(Excerpts from a figure dataset)
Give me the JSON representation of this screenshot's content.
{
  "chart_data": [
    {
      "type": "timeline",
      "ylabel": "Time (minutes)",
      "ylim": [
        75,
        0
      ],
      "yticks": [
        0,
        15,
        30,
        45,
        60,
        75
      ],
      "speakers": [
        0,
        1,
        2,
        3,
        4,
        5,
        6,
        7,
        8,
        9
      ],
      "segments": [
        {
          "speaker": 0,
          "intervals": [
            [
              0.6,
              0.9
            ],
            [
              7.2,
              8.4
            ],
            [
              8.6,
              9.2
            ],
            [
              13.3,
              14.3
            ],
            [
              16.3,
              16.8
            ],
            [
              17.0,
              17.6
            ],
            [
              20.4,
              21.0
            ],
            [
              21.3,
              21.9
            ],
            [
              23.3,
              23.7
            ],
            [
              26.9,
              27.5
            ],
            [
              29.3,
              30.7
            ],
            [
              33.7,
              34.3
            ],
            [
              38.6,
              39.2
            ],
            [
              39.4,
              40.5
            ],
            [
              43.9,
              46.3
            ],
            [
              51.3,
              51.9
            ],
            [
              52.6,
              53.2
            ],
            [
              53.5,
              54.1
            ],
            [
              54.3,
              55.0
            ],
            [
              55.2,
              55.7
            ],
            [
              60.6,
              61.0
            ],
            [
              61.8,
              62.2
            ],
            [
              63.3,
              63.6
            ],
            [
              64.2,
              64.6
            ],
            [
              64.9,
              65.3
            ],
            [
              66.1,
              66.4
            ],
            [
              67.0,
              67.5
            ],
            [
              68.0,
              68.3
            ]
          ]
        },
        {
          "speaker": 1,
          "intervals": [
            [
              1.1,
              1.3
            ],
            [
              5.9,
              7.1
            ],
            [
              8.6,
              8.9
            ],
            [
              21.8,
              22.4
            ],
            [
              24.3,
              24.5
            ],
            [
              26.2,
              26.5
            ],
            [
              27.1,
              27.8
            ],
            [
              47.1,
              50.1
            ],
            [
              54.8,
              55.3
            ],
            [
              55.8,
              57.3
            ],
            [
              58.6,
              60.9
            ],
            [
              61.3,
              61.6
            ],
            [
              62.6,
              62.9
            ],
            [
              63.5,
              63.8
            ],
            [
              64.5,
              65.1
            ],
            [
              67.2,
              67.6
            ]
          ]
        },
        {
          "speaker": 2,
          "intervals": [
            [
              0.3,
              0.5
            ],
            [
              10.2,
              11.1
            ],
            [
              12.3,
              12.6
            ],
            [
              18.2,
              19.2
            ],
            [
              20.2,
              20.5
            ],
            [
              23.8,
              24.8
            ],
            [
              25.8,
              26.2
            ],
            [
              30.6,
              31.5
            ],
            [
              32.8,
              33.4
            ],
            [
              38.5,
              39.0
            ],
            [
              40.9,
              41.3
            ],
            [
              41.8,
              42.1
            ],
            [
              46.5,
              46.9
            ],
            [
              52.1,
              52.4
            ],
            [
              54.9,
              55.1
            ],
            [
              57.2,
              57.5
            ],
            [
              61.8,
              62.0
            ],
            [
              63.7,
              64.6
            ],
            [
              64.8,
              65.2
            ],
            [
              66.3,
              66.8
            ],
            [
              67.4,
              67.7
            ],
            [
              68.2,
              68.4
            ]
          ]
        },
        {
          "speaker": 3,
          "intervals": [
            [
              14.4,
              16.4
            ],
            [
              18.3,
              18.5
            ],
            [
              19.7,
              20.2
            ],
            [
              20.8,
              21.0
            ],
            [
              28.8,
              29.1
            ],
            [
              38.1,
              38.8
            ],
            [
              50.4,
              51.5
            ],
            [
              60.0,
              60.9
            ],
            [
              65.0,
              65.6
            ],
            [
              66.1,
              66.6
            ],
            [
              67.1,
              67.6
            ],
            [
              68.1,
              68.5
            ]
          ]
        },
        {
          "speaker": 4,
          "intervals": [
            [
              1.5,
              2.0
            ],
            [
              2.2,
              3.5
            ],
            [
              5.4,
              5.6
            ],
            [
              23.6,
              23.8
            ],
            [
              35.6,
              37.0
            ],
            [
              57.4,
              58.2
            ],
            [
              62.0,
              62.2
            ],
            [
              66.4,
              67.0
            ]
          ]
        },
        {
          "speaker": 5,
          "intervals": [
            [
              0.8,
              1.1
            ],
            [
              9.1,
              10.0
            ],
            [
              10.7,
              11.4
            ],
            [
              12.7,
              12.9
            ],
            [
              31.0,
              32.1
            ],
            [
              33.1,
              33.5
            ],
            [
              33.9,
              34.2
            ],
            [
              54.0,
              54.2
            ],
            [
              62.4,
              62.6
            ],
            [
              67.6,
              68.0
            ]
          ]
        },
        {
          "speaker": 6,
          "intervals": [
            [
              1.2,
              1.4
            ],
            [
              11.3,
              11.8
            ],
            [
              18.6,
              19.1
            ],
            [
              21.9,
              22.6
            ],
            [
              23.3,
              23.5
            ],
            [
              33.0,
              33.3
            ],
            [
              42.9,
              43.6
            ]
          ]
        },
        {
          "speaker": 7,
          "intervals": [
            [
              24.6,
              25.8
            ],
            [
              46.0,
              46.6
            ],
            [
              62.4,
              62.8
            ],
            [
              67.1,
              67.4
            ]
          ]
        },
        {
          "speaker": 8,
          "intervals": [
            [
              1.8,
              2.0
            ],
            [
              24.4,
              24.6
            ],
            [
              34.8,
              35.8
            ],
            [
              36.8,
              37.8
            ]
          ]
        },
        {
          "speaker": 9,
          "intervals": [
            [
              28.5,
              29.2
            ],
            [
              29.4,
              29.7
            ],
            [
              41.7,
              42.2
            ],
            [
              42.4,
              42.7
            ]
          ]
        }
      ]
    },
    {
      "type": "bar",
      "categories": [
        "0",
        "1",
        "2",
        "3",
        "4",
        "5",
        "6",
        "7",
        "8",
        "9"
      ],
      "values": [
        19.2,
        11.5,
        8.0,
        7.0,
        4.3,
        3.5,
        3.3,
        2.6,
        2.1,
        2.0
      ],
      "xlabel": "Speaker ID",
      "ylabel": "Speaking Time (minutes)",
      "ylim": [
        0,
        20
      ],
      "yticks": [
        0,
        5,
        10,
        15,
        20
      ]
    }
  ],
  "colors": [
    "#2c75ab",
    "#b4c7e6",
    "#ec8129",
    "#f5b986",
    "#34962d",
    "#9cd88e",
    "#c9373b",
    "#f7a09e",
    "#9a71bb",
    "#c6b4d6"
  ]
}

### Task goal
Repeat the data verbatim.

### Response to the exercise
Give me the JSON representation of this screenshot's content.
{
  "chart_data": [
    {
      "type": "timeline",
      "ylabel": "Time (minutes)",
      "ylim": [
        75,
        0
      ],
      "yticks": [
        0,
        15,
        30,
        45,
        60,
        75
      ],
      "speakers": [
        0,
        1,
        2,
        3,
        4,
        5,
        6,
        7,
        8,
        9
      ],
      "segments": [
        {
          "speaker": 0,
          "intervals": [
            [
              0.6,
              0.9
            ],
            [
              7.2,
              8.4
            ],
            [
              8.6,
              9.2
            ],
            [
              13.3,
              14.3
            ],
            [
              16.3,
              16.8
            ],
            [
              17.0,
              17.6
            ],
            [
              20.4,
              21.0
            ],
            [
              21.3,
              21.9
            ],
            [
              23.3,
              23.7
            ],
            [
              26.9,
              27.5
            ],
            [
              29.3,
              30.7
            ],
            [
              33.7,
              34.3
            ],
            [
              38.6,
              39.2
            ],
            [
              39.4,
              40.5
            ],
            [
              43.9,
              46.3
            ],
            [
              51.3,
              51.9
            ],
            [
              52.6,
              53.2
            ],
            [
              53.5,
              54.1
            ],
            [
              54.3,
              55.0
            ],
            [
              55.2,
              55.7
            ],
            [
              60.6,
              61.0
            ],
            [
              61.8,
              62.2
            ],
            [
              63.3,
              63.6
            ],
            [
              64.2,
              64.6
            ],
            [
              64.9,
              65.3
            ],
            [
              66.1,
              66.4
            ],
            [
              67.0,
              67.5
            ],
            [
              68.0,
              68.3
            ]
          ]
        },
        {
          "speaker": 1,
          "intervals": [
            [
              1.1,
              1.3
            ],
            [
              5.9,
              7.1
            ],
            [
              8.6,
              8.9
            ],
            [
              21.8,
              22.4
            ],
            [
              24.3,
              24.5
            ],
            [
              26.2,
              26.5
            ],
            [
              27.1,
              27.8
            ],
            [
              47.1,
              50.1
            ],
            [
              54.8,
              55.3
            ],
            [
              55.8,
              57.3
            ],
            [
              58.6,
              60.9
            ],
            [
              61.3,
              61.6
            ],
            [
              62.6,
              62.9
            ],
            [
              63.5,
              63.8
            ],
            [
              64.5,
              65.1
            ],
            [
              67.2,
              67.6
            ]
          ]
        },
        {
          "speaker": 2,
          "intervals": [
            [
              0.3,
              0.5
            ],
            [
              10.2,
              11.1
            ],
            [
              12.3,
              12.6
            ],
            [
              18.2,
              19.2
            ],
            [
              20.2,
              20.5
            ],
            [
              23.8,
              24.8
            ],
            [
              25.8,
              26.2
            ],
            [
              30.6,
              31.5
            ],
            [
              32.8,
              33.4
            ],
            [
              38.5,
              39.0
            ],
            [
              40.9,
              41.3
            ],
            [
              41.8,
              42.1
            ],
            [
              46.5,
              46.9
            ],
            [
              52.1,
              52.4
            ],
            [
              54.9,
              55.1
            ],
            [
              57.2,
              57.5
            ],
            [
              61.8,
              62.0
            ],
            [
              63.7,
              64.6
            ],
            [
              64.8,
              65.2
            ],
            [
              66.3,
              66.8
            ],
            [
              67.4,
              67.7
            ],
            [
              68.2,
              68.4
            ]
          ]
        },
        {
          "speaker": 3,
          "intervals": [
            [
              14.4,
              16.4
            ],
            [
              18.3,
              18.5
            ],
            [
              19.7,
              20.2
            ],
            [
              20.8,
              21.0
            ],
            [
              28.8,
              29.1
            ],
            [
              38.1,
              38.8
            ],
            [
              50.4,
              51.5
            ],
            [
              60.0,
              60.9
            ],
            [
              65.0,
              65.6
            ],
            [
              66.1,
              66.6
            ],
            [
              67.1,
              67.6
            ],
            [
              68.1,
              68.5
            ]
          ]
        },
        {
          "speaker": 4,
          "intervals": [
            [
              1.5,
              2.0
            ],
            [
              2.2,
              3.5
            ],
            [
              5.4,
              5.6
            ],
            [
              23.6,
              23.8
            ],
            [
              35.6,
              37.0
            ],
            [
              57.4,
              58.2
            ],
            [
              62.0,
              62.2
            ],
            [
              66.4,
              67.0
            ]
          ]
        },
        {
          "speaker": 5,
          "intervals": [
            [
              0.8,
              1.1
            ],
            [
              9.1,
              10.0
            ],
            [
              10.7,
              11.4
            ],
            [
              12.7,
              12.9
            ],
            [
              31.0,
              32.1
            ],
            [
              33.1,
              33.5
            ],
            [
              33.9,
              34.2
            ],
            [
              54.0,
              54.2
            ],
            [
              62.4,
              62.6
            ],
            [
              67.6,
              68.0
            ]
          ]
        },
        {
          "speaker": 6,
          "intervals": [
            [
              1.2,
              1.4
            ],
            [
              11.3,
              11.8
            ],
            [
              18.6,
              19.1
            ],
            [
              21.9,
              22.6
            ],
            [
              23.3,
              23.5
            ],
            [
              33.0,
              33.3
            ],
            [
              42.9,
              43.6
            ]
          ]
        },
        {
          "speaker": 7,
          "intervals": [
            [
              24.6,
              25.8
            ],
            [
              46.0,
              46.6
            ],
            [
              62.4,
              62.8
            ],
            [
              67.1,
              67.4
            ]
          ]
        },
        {
          "speaker": 8,
          "intervals": [
            [
              1.8,
              2.0
            ],
            [
              24.4,
              24.6
            ],
            [
              34.8,
              35.8
            ],
            [
              36.8,
              37.8
            ]
          ]
        },
        {
          "speaker": 9,
          "intervals": [
            [
              28.5,
              29.2
            ],
            [
              29.4,
              29.7
            ],
            [
              41.7,
              42.2
            ],
            [
              42.4,
              42.7
            ]
          ]
        }
      ]
    },
    {
      "type": "bar",
      "categories": [
        "0",
        "1",
        "2",
        "3",
        "4",
        "5",
        "6",
        "7",
        "8",
        "9"
      ],
      "values": [
        19.2,
        11.5,
        8.0,
        7.0,
        4.3,
        3.5,
        3.3,
        2.6,
        2.1,
        2.0
      ],
      "xlabel": "Speaker ID",
      "ylabel": "Speaking Time (minutes)",
      "ylim": [
        0,
        20
      ],
      "yticks": [
        0,
        5,
        10,
        15,
        20
      ]
    }
  ],
  "colors": [
    "#2c75ab",
    "#b4c7e6",
    "#ec8129",
    "#f5b986",
    "#34962d",
    "#9cd88e",
    "#c9373b",
    "#f7a09e",
    "#9a71bb",
    "#c6b4d6"
  ]
}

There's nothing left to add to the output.